Request: Look through the records that follow. Copy every line containing the word "Soil".

Source records:
--
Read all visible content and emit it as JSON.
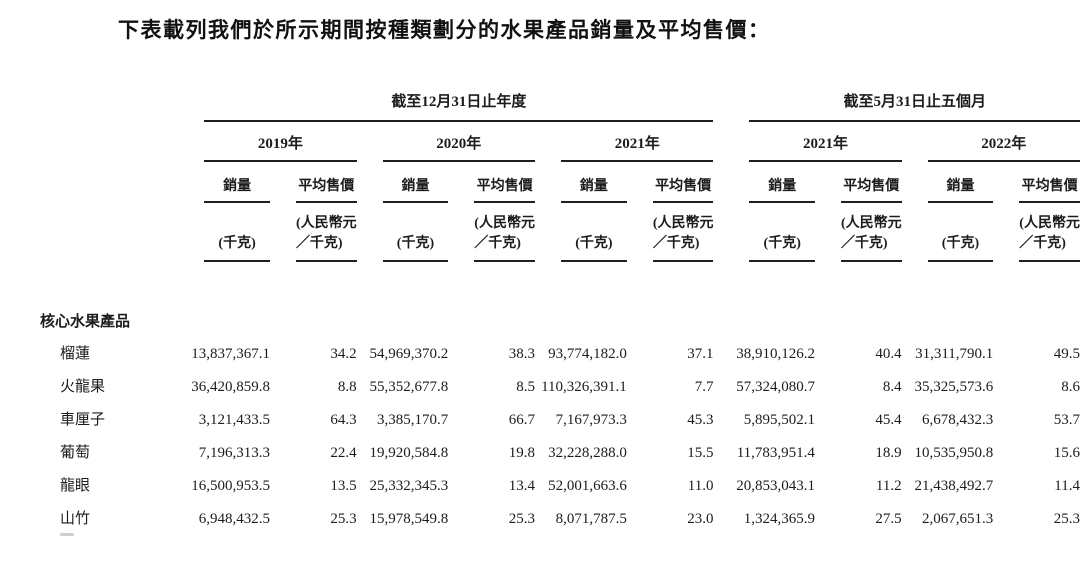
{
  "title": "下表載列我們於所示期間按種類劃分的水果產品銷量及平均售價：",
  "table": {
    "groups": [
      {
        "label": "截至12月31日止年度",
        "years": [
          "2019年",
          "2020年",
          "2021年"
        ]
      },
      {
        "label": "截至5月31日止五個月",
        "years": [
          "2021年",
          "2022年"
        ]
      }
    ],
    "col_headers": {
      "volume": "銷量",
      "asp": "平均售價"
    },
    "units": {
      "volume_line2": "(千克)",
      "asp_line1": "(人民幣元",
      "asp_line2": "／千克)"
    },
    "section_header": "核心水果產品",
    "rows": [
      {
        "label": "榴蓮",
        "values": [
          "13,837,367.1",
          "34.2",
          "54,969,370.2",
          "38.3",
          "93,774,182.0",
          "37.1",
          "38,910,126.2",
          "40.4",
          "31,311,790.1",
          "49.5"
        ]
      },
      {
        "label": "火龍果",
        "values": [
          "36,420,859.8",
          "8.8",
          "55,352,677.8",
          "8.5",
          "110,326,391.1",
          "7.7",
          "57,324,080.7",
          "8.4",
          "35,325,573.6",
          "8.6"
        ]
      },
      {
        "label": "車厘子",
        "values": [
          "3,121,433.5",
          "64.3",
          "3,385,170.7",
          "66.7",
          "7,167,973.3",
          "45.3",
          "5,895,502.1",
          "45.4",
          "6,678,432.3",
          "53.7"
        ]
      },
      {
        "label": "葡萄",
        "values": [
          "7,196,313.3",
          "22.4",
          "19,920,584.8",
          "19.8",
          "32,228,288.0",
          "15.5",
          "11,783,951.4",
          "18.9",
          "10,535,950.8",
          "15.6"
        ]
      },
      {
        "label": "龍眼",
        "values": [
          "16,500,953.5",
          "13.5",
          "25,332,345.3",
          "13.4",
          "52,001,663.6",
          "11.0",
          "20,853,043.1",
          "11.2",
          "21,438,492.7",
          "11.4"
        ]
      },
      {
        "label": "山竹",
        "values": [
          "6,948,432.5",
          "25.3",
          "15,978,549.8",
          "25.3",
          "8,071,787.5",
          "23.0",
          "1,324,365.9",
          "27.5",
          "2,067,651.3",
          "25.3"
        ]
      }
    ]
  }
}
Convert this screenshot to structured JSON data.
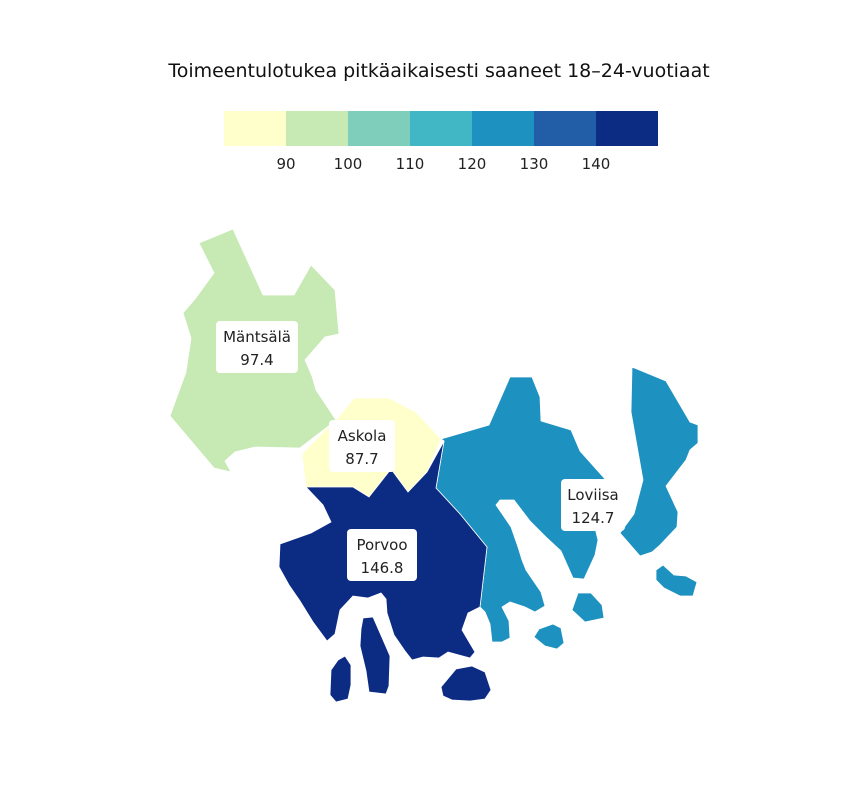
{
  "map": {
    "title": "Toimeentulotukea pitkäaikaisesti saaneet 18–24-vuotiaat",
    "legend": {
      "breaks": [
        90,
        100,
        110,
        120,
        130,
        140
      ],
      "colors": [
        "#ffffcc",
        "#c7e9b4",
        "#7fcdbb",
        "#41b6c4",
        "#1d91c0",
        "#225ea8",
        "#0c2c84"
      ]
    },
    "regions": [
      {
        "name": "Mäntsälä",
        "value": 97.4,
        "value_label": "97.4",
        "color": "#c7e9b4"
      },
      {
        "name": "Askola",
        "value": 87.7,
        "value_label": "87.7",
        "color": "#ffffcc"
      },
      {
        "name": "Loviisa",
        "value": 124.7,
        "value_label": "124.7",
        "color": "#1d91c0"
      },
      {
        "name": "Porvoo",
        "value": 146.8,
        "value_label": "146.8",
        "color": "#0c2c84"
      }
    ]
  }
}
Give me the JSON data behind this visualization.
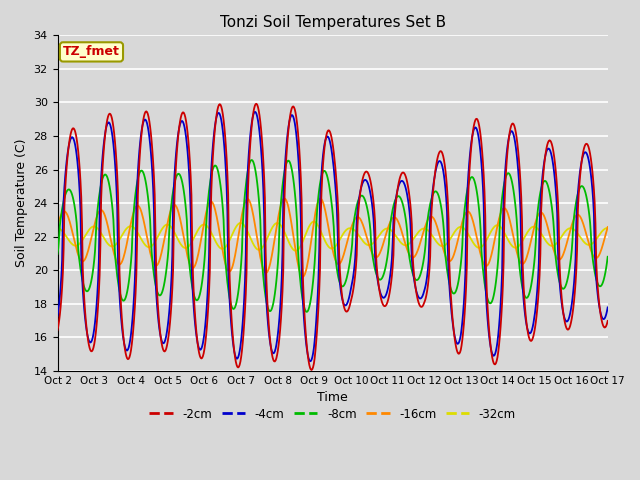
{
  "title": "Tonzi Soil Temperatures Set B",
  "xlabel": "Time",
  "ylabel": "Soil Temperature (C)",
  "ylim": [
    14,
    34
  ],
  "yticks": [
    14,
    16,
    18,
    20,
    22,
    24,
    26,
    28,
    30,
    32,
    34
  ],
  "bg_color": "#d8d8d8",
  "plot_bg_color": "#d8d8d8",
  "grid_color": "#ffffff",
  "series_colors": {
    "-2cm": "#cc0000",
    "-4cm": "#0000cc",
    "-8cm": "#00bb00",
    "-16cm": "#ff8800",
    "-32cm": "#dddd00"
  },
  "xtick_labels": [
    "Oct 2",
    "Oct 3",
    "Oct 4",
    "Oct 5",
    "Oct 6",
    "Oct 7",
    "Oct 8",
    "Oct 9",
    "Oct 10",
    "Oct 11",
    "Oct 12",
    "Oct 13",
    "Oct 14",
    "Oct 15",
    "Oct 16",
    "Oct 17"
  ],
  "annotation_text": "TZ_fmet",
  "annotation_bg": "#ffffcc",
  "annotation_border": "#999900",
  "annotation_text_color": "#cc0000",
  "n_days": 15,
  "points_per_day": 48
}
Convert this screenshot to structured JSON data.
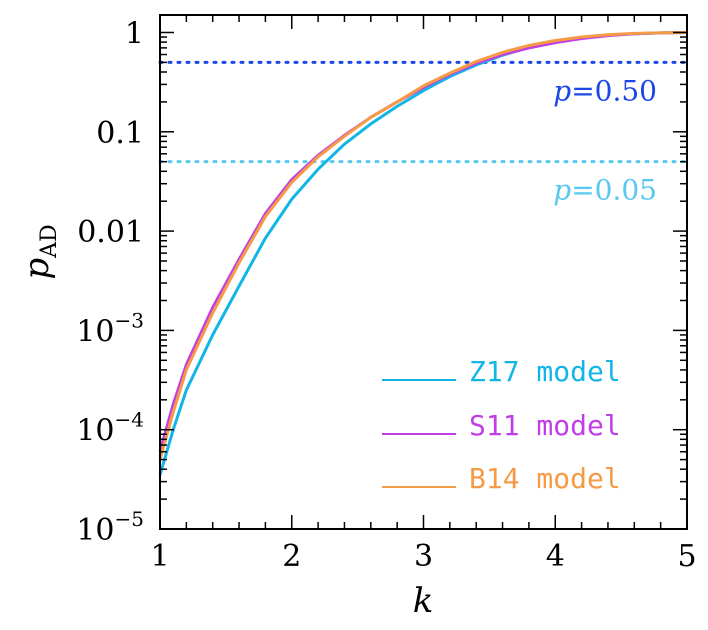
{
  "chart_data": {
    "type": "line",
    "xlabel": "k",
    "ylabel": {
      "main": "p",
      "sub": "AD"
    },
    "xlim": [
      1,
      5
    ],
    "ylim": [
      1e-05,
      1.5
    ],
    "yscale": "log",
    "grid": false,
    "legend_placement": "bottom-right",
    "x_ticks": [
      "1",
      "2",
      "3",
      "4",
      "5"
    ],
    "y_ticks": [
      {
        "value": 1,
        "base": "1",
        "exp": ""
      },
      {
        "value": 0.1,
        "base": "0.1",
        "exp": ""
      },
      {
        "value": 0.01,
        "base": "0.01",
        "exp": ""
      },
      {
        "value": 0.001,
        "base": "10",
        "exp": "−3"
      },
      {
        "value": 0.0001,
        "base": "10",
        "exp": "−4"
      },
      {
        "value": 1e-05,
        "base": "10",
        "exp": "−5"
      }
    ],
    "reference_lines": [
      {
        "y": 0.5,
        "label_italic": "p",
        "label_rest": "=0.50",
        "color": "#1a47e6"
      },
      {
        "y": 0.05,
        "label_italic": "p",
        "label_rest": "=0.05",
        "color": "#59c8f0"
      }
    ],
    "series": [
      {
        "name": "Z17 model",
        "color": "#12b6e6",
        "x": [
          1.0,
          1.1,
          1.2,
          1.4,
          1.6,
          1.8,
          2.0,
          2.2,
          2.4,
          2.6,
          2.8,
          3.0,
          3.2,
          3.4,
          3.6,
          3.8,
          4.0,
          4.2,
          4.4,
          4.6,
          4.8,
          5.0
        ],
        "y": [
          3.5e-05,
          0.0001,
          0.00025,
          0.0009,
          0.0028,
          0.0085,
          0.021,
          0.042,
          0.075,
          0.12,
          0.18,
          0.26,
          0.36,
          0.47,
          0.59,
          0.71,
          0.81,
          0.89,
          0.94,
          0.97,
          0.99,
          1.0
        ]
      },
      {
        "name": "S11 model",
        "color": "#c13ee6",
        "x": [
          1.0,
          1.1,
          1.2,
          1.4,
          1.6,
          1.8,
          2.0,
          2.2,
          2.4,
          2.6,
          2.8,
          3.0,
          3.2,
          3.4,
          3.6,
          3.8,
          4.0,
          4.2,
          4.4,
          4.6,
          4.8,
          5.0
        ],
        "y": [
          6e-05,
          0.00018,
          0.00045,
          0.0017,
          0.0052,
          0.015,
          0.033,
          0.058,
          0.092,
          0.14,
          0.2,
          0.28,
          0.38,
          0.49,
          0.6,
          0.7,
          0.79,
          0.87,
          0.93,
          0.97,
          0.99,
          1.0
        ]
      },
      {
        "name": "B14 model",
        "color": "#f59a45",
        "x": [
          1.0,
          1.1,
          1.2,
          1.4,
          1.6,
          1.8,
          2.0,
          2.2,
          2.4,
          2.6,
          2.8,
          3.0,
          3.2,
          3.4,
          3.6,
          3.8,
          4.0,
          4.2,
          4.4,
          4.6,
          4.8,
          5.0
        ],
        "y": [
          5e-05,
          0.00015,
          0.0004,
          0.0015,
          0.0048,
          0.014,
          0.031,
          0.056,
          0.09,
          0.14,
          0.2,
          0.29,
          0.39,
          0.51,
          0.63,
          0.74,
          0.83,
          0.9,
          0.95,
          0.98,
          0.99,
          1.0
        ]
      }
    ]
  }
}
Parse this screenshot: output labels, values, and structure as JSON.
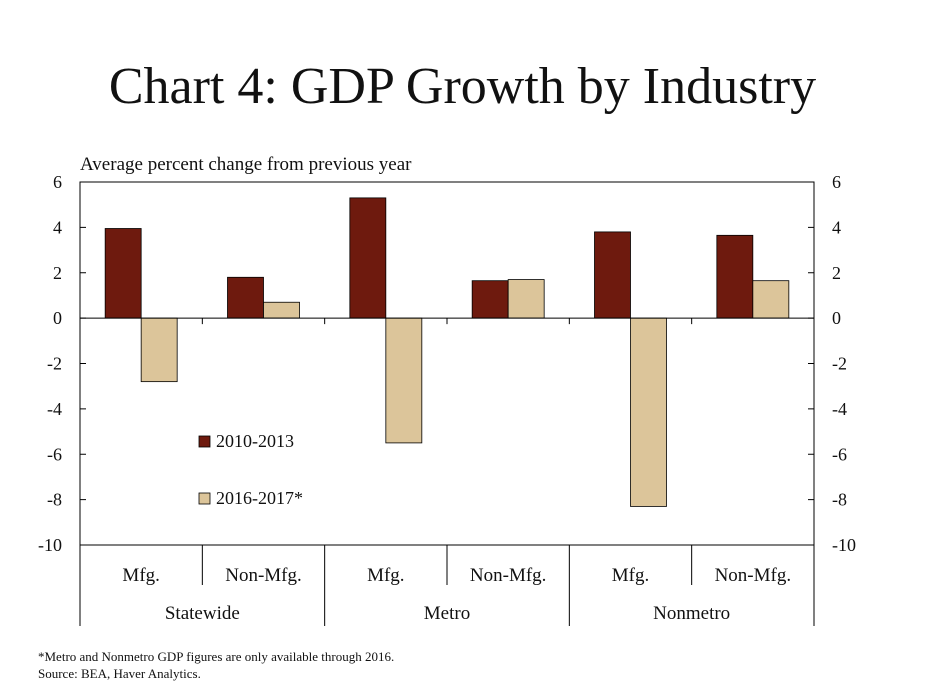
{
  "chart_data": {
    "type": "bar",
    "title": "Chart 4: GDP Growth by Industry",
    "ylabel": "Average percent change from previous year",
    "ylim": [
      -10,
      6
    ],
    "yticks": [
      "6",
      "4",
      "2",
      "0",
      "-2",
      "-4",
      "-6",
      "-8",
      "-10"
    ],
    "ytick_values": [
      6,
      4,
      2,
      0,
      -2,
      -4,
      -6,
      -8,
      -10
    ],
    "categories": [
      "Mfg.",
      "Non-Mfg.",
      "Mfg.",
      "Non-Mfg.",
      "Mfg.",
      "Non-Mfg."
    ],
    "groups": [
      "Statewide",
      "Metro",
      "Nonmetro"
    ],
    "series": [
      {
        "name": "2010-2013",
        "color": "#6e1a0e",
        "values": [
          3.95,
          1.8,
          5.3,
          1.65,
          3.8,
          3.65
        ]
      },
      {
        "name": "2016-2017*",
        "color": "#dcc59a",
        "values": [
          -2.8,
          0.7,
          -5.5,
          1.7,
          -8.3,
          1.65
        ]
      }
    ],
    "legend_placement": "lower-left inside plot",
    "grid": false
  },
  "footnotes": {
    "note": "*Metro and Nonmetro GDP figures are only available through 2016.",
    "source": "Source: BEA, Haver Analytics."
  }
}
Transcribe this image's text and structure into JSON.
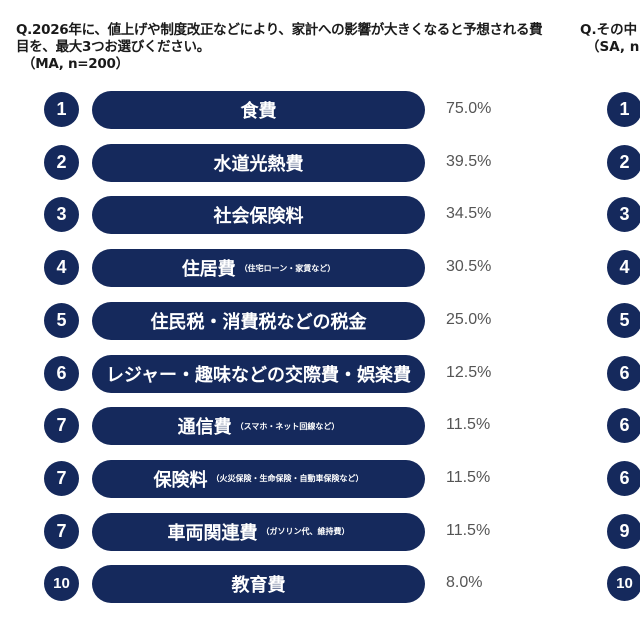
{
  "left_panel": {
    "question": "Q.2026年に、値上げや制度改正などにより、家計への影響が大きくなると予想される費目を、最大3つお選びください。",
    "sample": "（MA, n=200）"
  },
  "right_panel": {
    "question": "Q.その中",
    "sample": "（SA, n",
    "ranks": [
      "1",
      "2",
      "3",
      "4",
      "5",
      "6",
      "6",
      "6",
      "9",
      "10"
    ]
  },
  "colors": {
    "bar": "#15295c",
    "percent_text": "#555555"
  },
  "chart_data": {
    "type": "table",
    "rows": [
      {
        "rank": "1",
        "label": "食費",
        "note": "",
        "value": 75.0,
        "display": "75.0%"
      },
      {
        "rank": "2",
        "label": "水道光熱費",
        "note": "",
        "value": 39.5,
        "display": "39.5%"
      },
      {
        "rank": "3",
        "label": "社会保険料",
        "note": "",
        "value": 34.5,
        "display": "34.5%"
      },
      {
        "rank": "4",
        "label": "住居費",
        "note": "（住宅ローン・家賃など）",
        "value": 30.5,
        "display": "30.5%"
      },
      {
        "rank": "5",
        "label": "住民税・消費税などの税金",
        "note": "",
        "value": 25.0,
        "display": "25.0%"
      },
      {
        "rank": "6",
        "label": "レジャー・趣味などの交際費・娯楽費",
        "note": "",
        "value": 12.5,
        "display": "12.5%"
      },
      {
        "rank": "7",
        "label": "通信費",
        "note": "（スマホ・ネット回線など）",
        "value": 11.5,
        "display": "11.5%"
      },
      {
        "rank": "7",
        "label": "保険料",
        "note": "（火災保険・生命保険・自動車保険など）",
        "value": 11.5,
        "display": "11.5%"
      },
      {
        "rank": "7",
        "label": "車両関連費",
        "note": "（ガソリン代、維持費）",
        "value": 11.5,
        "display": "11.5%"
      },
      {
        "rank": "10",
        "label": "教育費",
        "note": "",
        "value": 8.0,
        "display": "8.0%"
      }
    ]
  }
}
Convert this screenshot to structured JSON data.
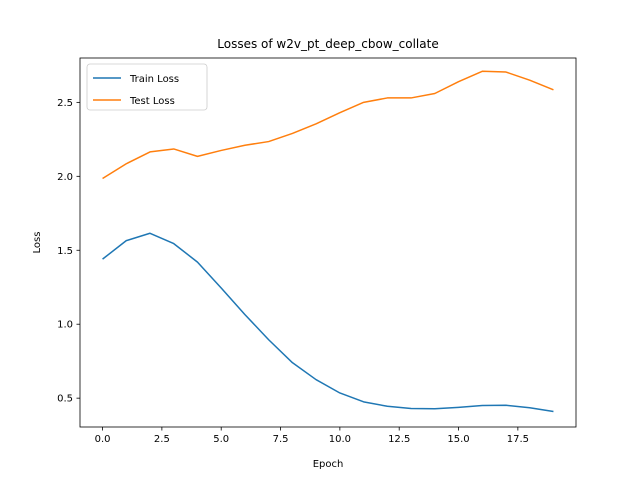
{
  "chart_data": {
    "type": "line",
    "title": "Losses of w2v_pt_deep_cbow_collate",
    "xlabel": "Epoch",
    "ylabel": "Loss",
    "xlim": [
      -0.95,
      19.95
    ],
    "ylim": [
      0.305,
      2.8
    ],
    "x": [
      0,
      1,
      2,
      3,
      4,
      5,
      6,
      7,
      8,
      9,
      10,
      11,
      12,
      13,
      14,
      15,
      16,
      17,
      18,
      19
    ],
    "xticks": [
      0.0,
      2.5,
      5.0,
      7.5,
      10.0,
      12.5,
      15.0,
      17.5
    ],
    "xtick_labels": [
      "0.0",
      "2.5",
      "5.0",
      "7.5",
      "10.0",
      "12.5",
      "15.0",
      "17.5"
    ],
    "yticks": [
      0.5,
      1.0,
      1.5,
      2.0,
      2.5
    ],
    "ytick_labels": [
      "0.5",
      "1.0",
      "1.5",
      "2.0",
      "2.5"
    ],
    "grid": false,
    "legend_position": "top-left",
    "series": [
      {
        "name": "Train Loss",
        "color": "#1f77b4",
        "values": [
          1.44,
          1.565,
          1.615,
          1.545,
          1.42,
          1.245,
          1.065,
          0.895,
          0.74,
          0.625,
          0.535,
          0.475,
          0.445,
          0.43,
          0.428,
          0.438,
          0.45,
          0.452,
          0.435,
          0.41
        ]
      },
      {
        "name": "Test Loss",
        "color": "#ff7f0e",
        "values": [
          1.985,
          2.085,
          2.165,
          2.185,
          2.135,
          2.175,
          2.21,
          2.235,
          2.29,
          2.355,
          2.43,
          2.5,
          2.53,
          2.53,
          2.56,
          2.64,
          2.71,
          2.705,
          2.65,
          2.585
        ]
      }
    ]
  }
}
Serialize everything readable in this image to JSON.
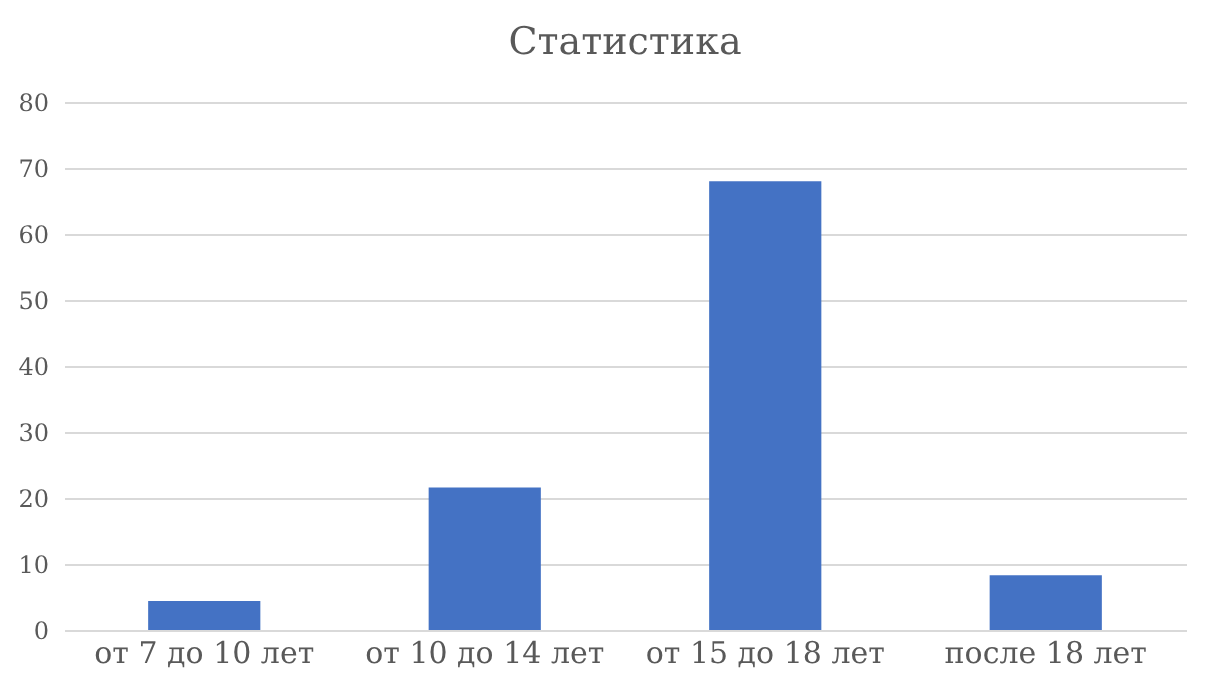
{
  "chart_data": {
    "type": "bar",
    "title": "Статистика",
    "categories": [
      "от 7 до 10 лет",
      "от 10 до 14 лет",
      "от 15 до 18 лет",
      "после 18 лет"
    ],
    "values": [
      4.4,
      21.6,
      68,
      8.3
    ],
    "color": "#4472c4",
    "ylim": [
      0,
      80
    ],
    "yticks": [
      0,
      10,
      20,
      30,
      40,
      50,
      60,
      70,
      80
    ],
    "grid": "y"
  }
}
--
Solution to this task:
  "title": "Tonzi Soil Temperatures Set B",
  "ylabel": "Soil Temperature (C)",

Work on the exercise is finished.